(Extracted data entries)

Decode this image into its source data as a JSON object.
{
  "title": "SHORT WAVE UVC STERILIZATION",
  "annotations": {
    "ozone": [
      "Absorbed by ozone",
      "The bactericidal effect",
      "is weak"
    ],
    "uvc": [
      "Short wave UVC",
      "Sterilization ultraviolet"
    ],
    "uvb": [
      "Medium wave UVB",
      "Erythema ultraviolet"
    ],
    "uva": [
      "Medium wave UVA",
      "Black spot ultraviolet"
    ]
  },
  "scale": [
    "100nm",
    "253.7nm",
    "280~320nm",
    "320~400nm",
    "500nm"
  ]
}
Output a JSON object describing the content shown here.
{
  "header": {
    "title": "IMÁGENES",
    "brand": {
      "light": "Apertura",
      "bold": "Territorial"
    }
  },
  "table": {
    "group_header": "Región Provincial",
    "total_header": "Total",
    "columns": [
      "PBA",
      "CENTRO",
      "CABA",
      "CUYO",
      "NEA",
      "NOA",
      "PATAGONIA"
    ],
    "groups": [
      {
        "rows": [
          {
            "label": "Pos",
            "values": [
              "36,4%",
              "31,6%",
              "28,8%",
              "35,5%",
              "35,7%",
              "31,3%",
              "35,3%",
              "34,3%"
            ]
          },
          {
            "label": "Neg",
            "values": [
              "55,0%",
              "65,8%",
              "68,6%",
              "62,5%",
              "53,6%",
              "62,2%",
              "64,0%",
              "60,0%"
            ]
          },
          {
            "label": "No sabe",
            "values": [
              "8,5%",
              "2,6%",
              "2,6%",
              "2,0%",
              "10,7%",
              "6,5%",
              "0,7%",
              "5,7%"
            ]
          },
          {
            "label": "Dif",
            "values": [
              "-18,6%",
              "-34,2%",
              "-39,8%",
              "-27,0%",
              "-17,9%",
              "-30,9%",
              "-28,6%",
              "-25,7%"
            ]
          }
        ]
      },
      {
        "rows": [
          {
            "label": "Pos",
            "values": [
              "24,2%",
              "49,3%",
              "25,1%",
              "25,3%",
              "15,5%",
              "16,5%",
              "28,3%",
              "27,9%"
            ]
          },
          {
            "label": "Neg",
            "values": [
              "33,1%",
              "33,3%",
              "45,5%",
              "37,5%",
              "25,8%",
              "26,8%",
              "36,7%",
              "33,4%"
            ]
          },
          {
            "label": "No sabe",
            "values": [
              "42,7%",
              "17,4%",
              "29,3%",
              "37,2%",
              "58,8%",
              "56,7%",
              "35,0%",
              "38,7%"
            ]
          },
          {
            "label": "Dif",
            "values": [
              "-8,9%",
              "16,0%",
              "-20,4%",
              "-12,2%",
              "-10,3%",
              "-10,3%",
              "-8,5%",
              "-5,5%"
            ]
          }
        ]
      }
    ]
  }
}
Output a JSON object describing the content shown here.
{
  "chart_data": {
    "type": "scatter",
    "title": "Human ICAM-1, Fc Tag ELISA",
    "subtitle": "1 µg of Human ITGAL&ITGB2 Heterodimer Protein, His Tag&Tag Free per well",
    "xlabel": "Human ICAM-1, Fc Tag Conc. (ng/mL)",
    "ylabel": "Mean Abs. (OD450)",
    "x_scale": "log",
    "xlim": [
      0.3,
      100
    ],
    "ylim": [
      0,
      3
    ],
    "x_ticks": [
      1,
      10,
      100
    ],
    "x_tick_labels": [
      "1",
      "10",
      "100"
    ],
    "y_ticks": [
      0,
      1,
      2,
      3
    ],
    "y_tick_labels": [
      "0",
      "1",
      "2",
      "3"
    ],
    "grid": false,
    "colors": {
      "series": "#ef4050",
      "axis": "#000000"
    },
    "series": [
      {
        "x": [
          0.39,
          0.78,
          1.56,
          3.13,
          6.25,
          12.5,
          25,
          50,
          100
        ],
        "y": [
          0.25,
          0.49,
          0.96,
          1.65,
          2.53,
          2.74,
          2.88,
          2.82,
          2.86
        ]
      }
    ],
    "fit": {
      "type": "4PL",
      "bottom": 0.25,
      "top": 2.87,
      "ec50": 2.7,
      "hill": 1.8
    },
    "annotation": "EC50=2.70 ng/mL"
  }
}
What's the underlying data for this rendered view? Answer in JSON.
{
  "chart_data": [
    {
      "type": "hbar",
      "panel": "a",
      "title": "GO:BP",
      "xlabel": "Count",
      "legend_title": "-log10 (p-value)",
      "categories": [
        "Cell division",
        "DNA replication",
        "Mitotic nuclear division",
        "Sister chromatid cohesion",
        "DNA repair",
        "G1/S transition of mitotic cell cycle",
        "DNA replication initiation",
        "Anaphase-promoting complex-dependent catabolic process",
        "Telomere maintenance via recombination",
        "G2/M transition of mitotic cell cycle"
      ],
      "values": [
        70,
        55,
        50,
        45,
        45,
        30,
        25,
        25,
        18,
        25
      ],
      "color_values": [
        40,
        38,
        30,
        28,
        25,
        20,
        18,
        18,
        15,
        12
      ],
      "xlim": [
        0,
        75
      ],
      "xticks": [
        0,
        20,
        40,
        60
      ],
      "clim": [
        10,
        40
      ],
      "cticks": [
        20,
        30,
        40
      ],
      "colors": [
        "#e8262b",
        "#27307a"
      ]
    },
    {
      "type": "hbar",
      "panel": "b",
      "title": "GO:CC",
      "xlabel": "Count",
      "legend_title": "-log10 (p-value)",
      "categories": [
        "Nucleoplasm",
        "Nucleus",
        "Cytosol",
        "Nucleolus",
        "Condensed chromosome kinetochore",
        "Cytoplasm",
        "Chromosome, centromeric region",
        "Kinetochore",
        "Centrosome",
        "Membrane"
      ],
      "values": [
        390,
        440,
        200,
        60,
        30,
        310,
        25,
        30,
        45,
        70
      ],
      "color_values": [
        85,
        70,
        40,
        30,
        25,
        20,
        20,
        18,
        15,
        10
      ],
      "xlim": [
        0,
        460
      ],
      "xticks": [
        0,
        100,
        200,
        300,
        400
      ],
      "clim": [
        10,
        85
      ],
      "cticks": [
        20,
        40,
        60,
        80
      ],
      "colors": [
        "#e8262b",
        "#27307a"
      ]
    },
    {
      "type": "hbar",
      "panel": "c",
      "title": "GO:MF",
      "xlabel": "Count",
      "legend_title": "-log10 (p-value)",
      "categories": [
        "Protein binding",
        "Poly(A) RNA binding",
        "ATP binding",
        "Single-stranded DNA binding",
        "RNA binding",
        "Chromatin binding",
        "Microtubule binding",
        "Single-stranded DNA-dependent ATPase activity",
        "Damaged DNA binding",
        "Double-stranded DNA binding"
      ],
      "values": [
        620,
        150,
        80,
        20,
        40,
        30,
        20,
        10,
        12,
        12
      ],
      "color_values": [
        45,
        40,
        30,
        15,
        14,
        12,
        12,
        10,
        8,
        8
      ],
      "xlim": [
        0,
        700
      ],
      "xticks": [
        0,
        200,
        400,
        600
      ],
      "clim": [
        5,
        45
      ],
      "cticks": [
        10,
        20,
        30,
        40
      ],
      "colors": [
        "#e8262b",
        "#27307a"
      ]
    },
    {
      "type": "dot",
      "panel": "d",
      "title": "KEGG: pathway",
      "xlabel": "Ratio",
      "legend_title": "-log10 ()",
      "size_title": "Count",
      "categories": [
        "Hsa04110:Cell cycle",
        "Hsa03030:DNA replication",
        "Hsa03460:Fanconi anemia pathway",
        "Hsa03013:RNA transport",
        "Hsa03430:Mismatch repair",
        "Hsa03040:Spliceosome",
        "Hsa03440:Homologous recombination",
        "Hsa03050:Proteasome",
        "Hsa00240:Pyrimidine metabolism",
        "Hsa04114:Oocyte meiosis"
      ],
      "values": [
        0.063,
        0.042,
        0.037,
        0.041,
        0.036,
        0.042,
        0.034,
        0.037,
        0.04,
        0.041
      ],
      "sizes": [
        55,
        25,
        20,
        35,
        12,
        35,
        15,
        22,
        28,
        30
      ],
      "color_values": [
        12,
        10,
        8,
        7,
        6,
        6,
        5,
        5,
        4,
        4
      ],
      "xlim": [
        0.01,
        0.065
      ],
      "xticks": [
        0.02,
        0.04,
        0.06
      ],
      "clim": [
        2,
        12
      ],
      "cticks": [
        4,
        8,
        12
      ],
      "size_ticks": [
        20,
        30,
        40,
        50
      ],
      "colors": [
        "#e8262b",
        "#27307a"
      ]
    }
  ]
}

How to complete this task - Where does the string "binding" appear in the records? Copy every line that holds it.

Solution -
        "Protein binding",
        "Poly(A) RNA binding",
        "ATP binding",
        "Single-stranded DNA binding",
        "RNA binding",
        "Chromatin binding",
        "Microtubule binding",
        "Damaged DNA binding",
        "Double-stranded DNA binding"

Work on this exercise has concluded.